Copy each line below that includes "多层钢丝缠绕液压软管".

Record set
########
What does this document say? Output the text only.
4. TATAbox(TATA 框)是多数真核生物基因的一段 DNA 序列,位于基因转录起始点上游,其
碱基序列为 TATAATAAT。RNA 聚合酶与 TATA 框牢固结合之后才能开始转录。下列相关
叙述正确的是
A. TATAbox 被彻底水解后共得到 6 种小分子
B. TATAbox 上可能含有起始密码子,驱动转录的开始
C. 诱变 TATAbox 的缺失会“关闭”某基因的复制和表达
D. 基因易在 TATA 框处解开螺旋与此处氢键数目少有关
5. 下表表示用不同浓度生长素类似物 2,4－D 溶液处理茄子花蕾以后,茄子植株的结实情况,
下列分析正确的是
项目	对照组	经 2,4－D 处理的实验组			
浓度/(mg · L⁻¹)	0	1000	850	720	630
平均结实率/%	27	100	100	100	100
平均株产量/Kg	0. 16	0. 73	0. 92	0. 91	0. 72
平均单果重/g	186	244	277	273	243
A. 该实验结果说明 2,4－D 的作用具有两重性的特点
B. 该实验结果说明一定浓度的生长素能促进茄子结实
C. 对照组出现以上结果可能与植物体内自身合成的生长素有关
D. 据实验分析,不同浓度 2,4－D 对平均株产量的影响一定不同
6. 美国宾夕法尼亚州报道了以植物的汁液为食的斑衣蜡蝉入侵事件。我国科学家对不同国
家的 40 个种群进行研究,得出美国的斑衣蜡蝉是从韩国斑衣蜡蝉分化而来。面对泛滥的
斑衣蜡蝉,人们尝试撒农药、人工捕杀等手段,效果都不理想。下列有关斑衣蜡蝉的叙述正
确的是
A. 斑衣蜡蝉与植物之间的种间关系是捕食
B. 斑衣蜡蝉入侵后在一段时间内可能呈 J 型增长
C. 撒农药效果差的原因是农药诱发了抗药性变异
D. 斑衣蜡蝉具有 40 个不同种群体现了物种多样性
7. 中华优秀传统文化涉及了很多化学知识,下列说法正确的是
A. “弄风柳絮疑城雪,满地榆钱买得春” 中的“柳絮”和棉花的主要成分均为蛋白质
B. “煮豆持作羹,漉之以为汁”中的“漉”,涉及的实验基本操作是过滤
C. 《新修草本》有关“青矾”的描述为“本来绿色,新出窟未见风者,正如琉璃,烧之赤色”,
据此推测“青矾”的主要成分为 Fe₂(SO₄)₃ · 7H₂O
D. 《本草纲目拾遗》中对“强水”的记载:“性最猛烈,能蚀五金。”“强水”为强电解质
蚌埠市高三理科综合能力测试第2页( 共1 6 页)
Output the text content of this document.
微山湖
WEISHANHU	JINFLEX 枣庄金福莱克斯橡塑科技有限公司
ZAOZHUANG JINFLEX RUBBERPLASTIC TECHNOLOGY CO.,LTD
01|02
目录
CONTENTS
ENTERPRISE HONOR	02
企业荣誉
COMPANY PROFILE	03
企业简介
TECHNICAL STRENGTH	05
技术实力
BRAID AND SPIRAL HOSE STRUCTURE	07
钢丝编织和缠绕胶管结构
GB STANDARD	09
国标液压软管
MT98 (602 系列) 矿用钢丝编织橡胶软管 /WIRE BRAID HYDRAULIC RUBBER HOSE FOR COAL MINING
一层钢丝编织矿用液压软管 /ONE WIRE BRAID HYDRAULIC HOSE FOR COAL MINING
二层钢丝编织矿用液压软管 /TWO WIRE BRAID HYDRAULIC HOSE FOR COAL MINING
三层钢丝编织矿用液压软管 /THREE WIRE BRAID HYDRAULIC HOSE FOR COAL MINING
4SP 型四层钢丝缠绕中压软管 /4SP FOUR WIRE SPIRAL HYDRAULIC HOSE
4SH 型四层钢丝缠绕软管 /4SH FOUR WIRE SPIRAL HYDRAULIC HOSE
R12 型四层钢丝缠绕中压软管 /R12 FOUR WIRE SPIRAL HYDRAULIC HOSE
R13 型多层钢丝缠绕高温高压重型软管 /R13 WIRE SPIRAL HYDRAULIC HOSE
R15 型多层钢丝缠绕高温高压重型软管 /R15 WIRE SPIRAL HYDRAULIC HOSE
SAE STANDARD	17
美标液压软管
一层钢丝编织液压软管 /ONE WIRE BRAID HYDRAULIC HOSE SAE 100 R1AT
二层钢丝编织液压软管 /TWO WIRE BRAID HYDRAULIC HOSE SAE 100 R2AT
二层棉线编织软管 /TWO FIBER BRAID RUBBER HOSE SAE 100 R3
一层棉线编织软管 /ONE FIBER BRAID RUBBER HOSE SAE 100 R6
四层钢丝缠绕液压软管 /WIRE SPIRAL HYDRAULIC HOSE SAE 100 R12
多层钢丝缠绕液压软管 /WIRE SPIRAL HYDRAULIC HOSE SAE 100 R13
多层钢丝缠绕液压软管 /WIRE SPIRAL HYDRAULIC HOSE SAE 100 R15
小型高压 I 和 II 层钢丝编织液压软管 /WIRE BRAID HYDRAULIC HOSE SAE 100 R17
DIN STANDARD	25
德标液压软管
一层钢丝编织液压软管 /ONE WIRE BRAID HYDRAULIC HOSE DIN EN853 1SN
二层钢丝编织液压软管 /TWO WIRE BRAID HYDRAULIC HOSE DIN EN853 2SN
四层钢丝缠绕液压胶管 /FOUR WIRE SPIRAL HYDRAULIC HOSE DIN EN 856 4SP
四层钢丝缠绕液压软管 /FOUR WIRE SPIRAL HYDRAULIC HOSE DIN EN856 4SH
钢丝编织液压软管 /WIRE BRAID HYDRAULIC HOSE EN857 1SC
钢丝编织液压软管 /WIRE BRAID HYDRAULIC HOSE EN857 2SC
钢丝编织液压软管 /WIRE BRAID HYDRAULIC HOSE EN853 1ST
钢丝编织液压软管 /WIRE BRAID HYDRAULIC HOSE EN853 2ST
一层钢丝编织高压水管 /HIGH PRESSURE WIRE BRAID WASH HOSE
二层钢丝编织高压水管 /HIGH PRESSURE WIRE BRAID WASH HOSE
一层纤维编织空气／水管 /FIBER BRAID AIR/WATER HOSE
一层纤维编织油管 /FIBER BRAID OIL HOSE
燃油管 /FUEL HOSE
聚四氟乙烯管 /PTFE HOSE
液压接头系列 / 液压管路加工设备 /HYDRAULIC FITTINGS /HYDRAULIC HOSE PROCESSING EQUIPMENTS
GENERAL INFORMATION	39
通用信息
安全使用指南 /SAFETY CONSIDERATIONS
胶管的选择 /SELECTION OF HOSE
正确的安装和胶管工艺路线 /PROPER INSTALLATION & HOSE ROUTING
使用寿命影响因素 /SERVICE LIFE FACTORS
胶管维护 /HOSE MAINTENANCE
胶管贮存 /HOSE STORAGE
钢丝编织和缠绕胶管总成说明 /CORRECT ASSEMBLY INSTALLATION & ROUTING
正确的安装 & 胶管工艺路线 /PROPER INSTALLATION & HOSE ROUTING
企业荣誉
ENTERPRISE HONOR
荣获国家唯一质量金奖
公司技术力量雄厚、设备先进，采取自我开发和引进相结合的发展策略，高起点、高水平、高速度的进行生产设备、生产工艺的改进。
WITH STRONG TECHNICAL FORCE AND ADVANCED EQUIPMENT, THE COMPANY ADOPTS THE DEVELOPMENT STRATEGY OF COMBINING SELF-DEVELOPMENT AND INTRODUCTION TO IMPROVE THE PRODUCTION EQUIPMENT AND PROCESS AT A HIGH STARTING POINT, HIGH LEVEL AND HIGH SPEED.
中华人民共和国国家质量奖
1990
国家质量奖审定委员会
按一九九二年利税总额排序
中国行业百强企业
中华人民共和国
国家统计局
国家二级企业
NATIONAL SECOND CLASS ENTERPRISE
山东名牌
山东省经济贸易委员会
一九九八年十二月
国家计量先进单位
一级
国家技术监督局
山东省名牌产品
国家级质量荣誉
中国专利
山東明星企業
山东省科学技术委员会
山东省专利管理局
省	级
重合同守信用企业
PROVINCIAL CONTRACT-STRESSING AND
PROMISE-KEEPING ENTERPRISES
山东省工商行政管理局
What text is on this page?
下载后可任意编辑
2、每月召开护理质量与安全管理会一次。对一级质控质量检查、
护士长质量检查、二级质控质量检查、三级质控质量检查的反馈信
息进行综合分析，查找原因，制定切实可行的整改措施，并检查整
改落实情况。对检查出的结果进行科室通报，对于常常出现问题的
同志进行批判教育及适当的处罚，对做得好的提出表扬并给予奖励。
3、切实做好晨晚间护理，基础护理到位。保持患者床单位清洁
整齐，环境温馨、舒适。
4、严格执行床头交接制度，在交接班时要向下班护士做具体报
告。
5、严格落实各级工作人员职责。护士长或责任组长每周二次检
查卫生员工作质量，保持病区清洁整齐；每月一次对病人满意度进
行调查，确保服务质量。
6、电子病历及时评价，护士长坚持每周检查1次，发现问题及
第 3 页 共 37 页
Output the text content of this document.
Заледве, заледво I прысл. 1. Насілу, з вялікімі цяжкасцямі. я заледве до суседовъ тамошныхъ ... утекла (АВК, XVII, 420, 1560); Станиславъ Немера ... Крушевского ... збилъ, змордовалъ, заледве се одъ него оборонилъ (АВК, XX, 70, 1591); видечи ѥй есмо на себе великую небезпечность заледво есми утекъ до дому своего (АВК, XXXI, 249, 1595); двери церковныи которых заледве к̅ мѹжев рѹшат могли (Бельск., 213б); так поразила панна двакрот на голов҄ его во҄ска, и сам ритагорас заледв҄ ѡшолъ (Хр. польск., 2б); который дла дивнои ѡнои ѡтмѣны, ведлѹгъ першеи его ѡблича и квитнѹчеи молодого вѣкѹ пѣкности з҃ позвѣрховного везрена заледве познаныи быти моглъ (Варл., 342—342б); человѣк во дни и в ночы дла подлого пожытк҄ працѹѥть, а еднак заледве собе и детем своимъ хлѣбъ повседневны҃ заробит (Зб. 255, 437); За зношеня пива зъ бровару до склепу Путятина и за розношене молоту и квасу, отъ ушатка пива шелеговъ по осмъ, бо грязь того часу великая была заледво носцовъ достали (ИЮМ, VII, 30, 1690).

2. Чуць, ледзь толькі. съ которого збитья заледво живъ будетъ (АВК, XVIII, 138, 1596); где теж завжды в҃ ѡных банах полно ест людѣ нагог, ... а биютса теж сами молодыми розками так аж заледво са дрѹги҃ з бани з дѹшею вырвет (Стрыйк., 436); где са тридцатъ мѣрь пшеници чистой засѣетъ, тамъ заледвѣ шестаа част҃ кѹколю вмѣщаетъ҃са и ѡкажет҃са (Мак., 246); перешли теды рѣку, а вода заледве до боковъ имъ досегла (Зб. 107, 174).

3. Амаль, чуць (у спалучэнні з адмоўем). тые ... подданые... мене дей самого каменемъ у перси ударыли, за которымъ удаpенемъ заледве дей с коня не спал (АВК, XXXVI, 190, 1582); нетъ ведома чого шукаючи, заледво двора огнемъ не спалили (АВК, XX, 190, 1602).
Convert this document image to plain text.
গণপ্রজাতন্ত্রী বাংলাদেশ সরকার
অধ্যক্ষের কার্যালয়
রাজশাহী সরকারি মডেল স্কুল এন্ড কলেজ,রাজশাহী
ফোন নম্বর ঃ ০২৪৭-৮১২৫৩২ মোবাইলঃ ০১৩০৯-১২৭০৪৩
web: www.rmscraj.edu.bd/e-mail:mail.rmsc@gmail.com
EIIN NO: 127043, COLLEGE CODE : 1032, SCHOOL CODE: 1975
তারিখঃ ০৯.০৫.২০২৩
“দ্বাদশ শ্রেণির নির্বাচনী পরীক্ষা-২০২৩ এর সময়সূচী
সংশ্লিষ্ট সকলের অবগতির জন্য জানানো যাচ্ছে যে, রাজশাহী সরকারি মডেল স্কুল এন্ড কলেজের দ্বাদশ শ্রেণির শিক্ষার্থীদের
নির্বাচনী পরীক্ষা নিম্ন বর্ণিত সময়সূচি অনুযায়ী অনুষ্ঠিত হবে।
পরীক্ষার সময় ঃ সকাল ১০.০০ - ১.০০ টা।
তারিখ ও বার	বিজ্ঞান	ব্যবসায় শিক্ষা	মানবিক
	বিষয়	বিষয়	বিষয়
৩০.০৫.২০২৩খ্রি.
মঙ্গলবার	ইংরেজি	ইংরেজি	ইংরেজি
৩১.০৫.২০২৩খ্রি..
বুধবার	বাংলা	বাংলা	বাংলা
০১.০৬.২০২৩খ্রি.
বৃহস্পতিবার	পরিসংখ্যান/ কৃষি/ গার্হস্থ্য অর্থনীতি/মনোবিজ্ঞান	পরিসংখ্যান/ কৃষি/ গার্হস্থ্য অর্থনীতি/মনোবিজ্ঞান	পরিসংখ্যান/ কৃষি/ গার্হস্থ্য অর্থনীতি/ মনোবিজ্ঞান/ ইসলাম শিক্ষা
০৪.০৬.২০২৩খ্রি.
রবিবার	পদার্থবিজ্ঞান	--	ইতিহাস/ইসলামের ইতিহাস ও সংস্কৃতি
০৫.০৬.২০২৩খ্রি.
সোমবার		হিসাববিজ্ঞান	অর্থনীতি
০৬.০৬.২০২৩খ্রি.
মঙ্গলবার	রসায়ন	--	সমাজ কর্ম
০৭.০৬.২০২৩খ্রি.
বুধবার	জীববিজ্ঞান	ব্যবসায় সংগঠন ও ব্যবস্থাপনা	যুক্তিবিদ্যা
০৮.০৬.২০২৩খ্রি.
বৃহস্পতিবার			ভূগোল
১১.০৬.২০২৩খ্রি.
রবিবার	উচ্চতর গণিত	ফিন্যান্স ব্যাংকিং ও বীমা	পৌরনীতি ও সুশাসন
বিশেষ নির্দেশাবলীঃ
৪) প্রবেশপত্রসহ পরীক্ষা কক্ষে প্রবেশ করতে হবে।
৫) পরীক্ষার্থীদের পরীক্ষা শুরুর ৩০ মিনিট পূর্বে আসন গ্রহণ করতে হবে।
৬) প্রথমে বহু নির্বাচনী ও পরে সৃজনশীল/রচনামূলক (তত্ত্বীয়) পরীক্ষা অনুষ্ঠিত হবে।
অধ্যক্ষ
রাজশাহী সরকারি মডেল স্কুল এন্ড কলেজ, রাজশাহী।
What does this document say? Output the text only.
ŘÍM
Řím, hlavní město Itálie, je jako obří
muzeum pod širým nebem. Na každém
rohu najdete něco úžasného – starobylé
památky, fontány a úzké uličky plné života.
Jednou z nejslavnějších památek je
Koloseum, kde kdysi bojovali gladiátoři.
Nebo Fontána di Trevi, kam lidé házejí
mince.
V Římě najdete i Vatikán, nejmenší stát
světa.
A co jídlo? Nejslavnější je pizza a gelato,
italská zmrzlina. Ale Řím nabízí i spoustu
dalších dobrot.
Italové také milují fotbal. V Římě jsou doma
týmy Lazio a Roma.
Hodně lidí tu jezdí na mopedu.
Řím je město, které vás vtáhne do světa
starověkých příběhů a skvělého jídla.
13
########
Response for this exercise
多层钢丝缠绕液压软管 /WIRE SPIRAL HYDRAULIC HOSE SAE 100 R13
多层钢丝缠绕液压软管 /WIRE SPIRAL HYDRAULIC HOSE SAE 100 R15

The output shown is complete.